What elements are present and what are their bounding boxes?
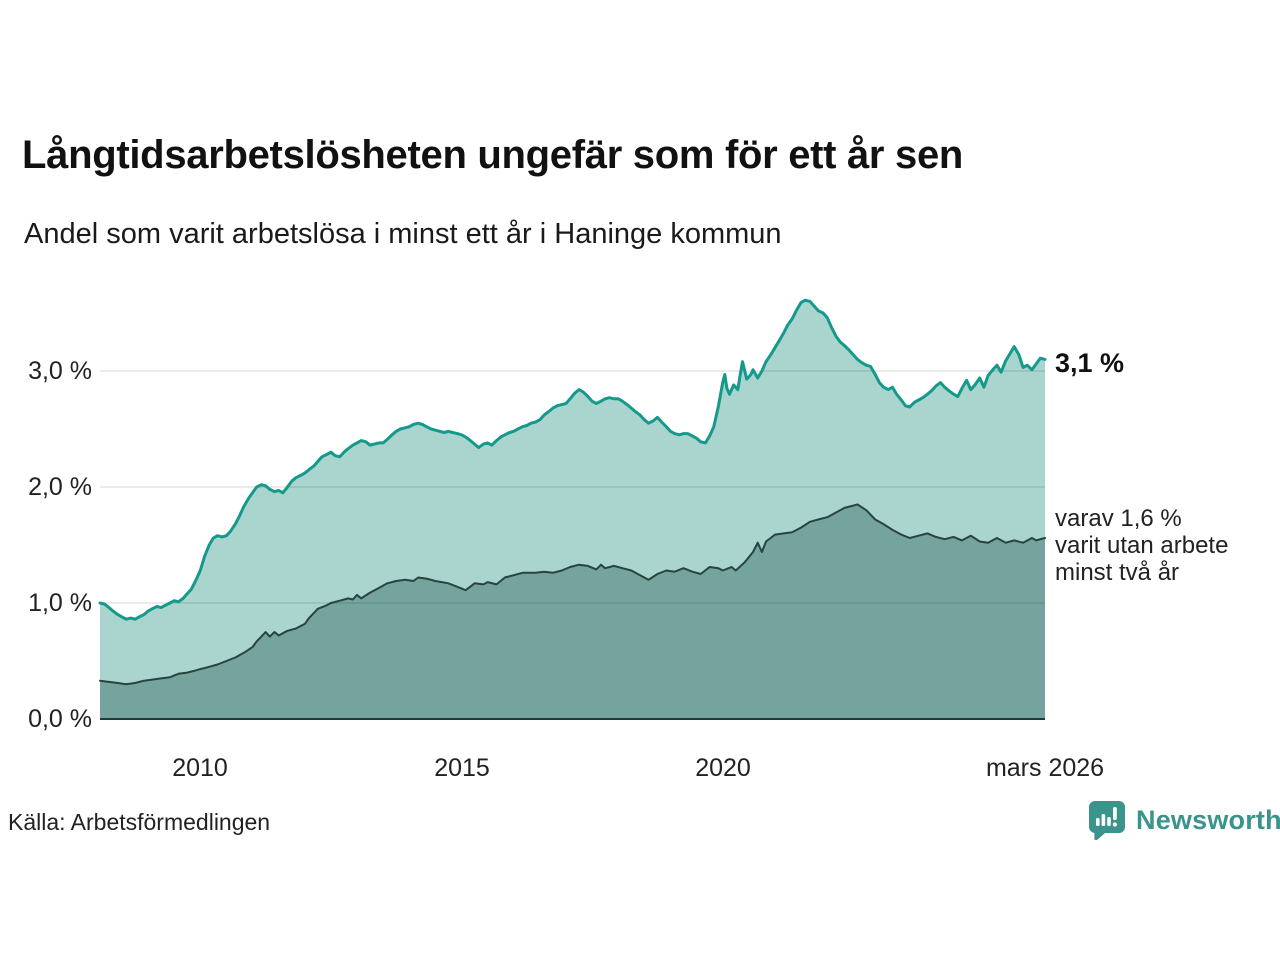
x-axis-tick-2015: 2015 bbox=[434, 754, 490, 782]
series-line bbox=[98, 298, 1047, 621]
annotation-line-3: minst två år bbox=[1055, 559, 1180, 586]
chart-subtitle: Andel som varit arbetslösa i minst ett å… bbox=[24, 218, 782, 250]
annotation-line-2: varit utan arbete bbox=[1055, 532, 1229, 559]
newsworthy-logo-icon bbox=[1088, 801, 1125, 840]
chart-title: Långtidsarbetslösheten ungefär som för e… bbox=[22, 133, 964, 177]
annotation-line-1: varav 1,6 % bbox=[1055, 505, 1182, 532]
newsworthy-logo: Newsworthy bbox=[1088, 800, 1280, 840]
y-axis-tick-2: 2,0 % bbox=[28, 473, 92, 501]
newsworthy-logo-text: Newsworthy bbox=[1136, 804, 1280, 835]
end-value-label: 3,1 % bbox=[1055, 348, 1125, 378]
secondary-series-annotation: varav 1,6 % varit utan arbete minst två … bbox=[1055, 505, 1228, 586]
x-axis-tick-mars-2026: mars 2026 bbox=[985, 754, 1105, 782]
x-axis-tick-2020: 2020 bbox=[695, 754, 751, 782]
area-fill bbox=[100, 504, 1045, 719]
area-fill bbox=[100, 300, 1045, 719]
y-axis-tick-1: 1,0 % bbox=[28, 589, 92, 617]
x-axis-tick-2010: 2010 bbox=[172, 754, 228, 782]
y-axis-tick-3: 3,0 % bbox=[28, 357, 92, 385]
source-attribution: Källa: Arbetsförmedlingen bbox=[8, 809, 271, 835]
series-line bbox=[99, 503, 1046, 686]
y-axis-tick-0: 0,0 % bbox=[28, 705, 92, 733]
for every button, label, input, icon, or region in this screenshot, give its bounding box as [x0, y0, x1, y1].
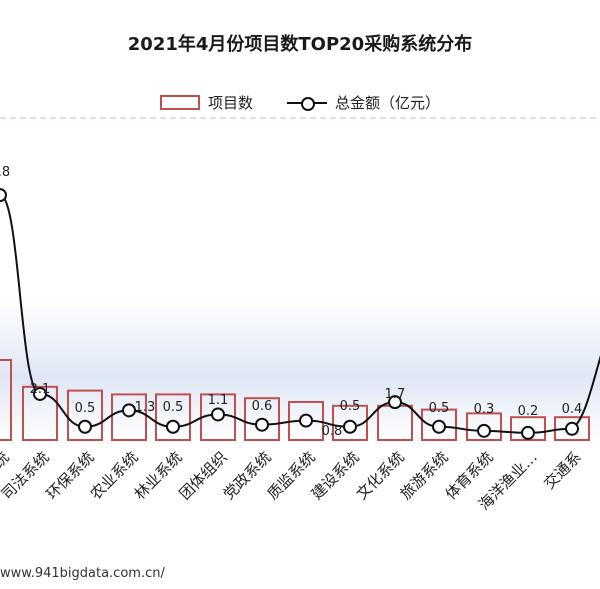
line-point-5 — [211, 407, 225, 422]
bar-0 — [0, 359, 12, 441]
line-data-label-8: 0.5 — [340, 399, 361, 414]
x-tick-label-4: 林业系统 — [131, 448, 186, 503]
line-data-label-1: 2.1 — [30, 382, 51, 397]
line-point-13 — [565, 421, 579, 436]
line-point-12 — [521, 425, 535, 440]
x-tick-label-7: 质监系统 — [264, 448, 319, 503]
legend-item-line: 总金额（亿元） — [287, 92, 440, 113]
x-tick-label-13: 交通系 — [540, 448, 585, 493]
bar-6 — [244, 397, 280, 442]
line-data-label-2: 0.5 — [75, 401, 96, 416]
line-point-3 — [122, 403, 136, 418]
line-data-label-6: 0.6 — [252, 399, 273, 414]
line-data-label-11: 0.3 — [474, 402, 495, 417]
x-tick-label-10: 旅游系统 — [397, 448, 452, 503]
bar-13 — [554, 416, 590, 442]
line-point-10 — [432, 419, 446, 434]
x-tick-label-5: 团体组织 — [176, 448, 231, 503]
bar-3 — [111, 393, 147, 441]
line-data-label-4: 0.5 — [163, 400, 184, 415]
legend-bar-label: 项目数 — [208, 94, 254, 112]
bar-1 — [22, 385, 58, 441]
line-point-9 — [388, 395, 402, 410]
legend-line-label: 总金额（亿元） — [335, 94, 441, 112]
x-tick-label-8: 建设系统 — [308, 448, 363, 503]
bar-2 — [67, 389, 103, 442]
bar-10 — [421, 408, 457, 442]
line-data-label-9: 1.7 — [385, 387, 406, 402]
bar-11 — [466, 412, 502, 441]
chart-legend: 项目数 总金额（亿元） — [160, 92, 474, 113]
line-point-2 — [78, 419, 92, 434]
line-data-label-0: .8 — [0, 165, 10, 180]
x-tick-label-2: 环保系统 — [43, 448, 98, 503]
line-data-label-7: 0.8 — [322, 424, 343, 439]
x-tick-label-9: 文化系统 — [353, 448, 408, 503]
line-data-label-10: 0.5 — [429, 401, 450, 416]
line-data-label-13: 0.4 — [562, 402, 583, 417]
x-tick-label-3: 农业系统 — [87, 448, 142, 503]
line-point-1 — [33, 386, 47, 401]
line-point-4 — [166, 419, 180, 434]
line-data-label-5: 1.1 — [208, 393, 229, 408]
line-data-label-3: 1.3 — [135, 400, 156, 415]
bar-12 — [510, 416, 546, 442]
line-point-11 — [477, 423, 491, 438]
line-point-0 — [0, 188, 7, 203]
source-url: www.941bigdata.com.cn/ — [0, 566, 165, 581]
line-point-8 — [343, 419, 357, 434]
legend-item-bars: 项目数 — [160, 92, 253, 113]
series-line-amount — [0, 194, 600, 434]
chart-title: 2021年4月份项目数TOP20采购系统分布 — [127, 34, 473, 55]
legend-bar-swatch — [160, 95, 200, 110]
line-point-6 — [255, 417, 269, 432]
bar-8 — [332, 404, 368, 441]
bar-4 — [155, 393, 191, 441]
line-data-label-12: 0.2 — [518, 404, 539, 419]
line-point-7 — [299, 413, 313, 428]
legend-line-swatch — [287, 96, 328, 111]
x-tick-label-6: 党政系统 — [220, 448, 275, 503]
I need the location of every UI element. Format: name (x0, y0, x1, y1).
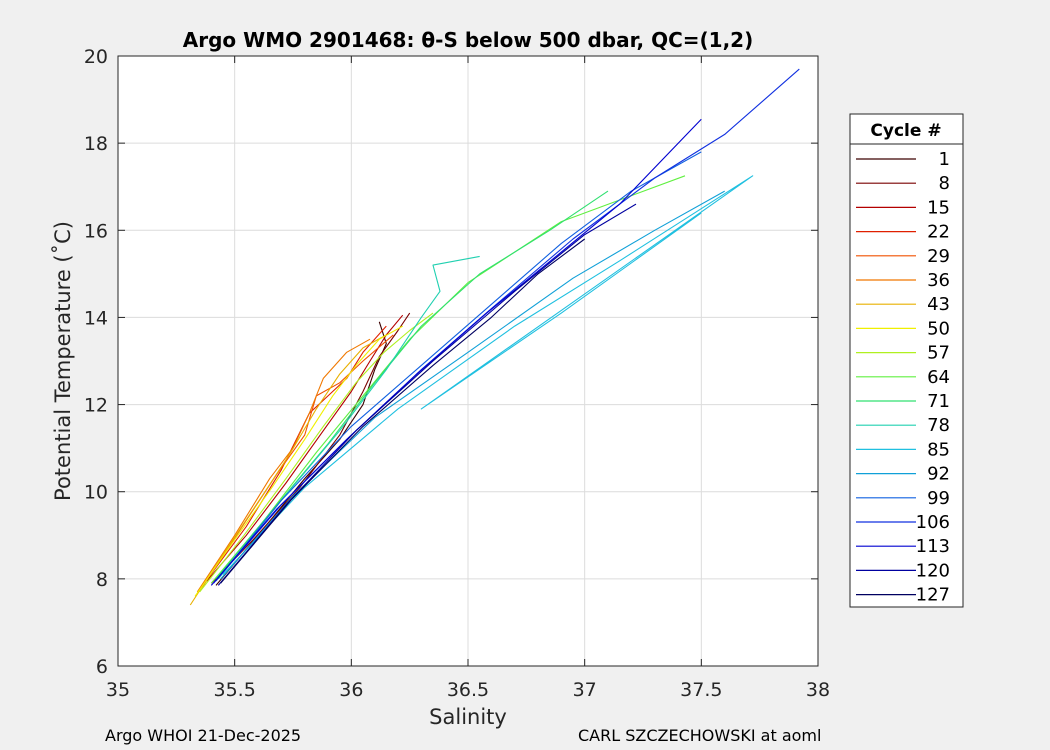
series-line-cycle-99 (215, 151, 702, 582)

++++++

§ **DIRECTIONS FOR THIS TASK**
Format every line of the listing above as a Markdown table with the columns "Number" and "Text". Skip blank lines and leave out the pictures.

§ **RESPONSE**
| Number | Text |
|---|---|
| 1 | What elements are present and what are their bounding boxes? |
| 2 | x-axis-tick-2015: 2015 bbox=[434, 754, 490, 782] |
| 3 | series-line bbox=[98, 298, 1047, 621] |
| 4 | annotation-line-3: minst två år bbox=[1055, 559, 1180, 586] |
| 5 | chart-subtitle: Andel som varit arbetslösa i minst ett å… bbox=[24, 218, 782, 250] |
| 6 | annotation-line-2: varit utan arbete bbox=[1055, 532, 1229, 559] |
| 7 | newsworthy-logo-icon bbox=[1088, 801, 1125, 840] |
| 8 | chart-title: Långtidsarbetslösheten ungefär som för e… bbox=[22, 133, 964, 177] |
| 9 | annotation-line-1: varav 1,6 % bbox=[1055, 505, 1182, 532] |
| 10 | newsworthy-logo: Newsworthy bbox=[1088, 800, 1280, 840] |
| 11 | y-axis-tick-2: 2,0 % bbox=[28, 473, 92, 501] |
| 12 | newsworthy-logo-text: Newsworthy bbox=[1136, 804, 1280, 835] |
| 13 | end-value-label: 3,1 % bbox=[1055, 348, 1125, 378] |
| 14 | secondary-series-annotation: varav 1,6 % varit utan arbete minst två … bbox=[1055, 505, 1228, 586] |
| 15 | x-axis-tick-mars-2026: mars 2026 bbox=[985, 754, 1105, 782] |
| 16 | x-axis-tick-2020: 2020 bbox=[695, 754, 751, 782] |
| 17 | area-fill bbox=[100, 504, 1045, 719] |
| 18 | area-fill bbox=[100, 300, 1045, 719] |
| 19 | y-axis-tick-1: 1,0 % bbox=[28, 589, 92, 617] |
| 20 | x-axis-tick-2010: 2010 bbox=[172, 754, 228, 782] |
| 21 | y-axis-tick-3: 3,0 % bbox=[28, 357, 92, 385] |
| 22 | source-attribution: Källa: Arbetsförmedlingen bbox=[8, 809, 271, 835] |
| 23 | series-line bbox=[99, 503, 1046, 686] |
| 24 | y-axis-tick-0: 0,0 % bbox=[28, 705, 92, 733] |
| 25 | for every button, label, input, icon, or region in this screenshot, give its bounding box as [x0, y0, x1, y1]. |
| 26 | line-point-5 — [211, 407, 225, 422] |
| 27 | bar-0 — [0, 359, 12, 441] |
| 28 | line-data-label-8: 0.5 — [340, 399, 361, 414] |
| 29 | x-tick-label-4: 林业系统 — [131, 448, 186, 503] |
| 30 | line-data-label-1: 2.1 — [30, 382, 51, 397] |
| 31 | line-point-13 — [565, 421, 579, 436] |
| 32 | line-point-12 — [521, 425, 535, 440] |
| 33 | x-tick-label-7: 质监系统 — [264, 448, 319, 503] |
| 34 | legend-item-line: 总金额（亿元） — [287, 92, 440, 113] |
| 35 | x-tick-label-13: 交通系 — [540, 448, 585, 493] |
| 36 | bar-6 — [244, 397, 280, 442] |
| 37 | line-data-label-2: 0.5 — [75, 401, 96, 416] |
| 38 | line-point-3 — [122, 403, 136, 418] |
| 39 | line-data-label-6: 0.6 — [252, 399, 273, 414] |
| 40 | line-data-label-11: 0.3 — [474, 402, 495, 417] |
| 41 | x-tick-label-10: 旅游系统 — [397, 448, 452, 503] |
| 42 | bar-13 — [554, 416, 590, 442] |
| 43 | line-point-10 — [432, 419, 446, 434] |
| 44 | x-tick-label-5: 团体组织 — [176, 448, 231, 503] |
| 45 | bar-3 — [111, 393, 147, 441] |
| 46 | line-data-label-4: 0.5 — [163, 400, 184, 415] |
| 47 | legend-bar-label: 项目数 — [208, 94, 254, 112] |
| 48 | bar-1 — [22, 385, 58, 441] |
| 49 | line-point-9 — [388, 395, 402, 410] |
| 50 | legend-line-label: 总金额（亿元） — [335, 94, 441, 112] |
| 51 | x-tick-label-8: 建设系统 — [308, 448, 363, 503] |
| 52 | bar-2 — [67, 389, 103, 442] |
| 53 | bar-10 — [421, 408, 457, 442] |
| 54 | line-data-label-9: 1.7 — [385, 387, 406, 402] |
| 55 | bar-11 — [466, 412, 502, 441] |
| 56 | chart-legend: 项目数 总金额（亿元） — [160, 92, 474, 113] |
| 57 | line-point-2 — [78, 419, 92, 434] |
| 58 | line-data-label-0: .8 — [0, 165, 10, 180] |
| 59 | x-tick-label-2: 环保系统 — [43, 448, 98, 503] |
| 60 | line-data-label-7: 0.8 — [322, 424, 343, 439] |
| 61 | x-tick-label-9: 文化系统 — [353, 448, 408, 503] |
| 62 | line-data-label-10: 0.5 — [429, 401, 450, 416] |
| 63 | line-data-label-13: 0.4 — [562, 402, 583, 417] |
| 64 | x-tick-label-3: 农业系统 — [87, 448, 142, 503] |
| 65 | line-point-1 — [33, 386, 47, 401] |
| 66 | line-point-4 — [166, 419, 180, 434] |
| 67 | line-data-label-5: 1.1 — [208, 393, 229, 408] |
| 68 | line-data-label-3: 1.3 — [135, 400, 156, 415] |
| 69 | bar-12 — [510, 416, 546, 442] |
| 70 | line-point-11 — [477, 423, 491, 438] |
| 71 | line-point-0 — [0, 188, 7, 203] |
| 72 | source-url: www.941bigdata.com.cn/ — [0, 566, 165, 581] |
| 73 | line-point-8 — [343, 419, 357, 434] |
| 74 | legend-item-bars: 项目数 — [160, 92, 253, 113] |
| 75 | series-line-amount — [0, 194, 600, 434] |
| 76 | chart-title: 2021年4月份项目数TOP20采购系统分布 — [127, 34, 473, 55] |
| 77 | legend-bar-swatch — [160, 95, 200, 110] |
| 78 | line-point-6 — [255, 417, 269, 432] |
| 79 | bar-8 — [332, 404, 368, 441] |
| 80 | bar-4 — [155, 393, 191, 441] |
| 81 | line-data-label-12: 0.2 — [518, 404, 539, 419] |
| 82 | line-point-7 — [299, 413, 313, 428] |
| 83 | legend-line-swatch — [287, 96, 328, 111] |
| 84 | x-tick-label-6: 党政系统 — [220, 448, 275, 503] |
| 85 | I need the location of every UI element. Format: name (x0, y0, x1, y1). |
| 86 | series-line-cycle-99 (215, 151, 702, 582) |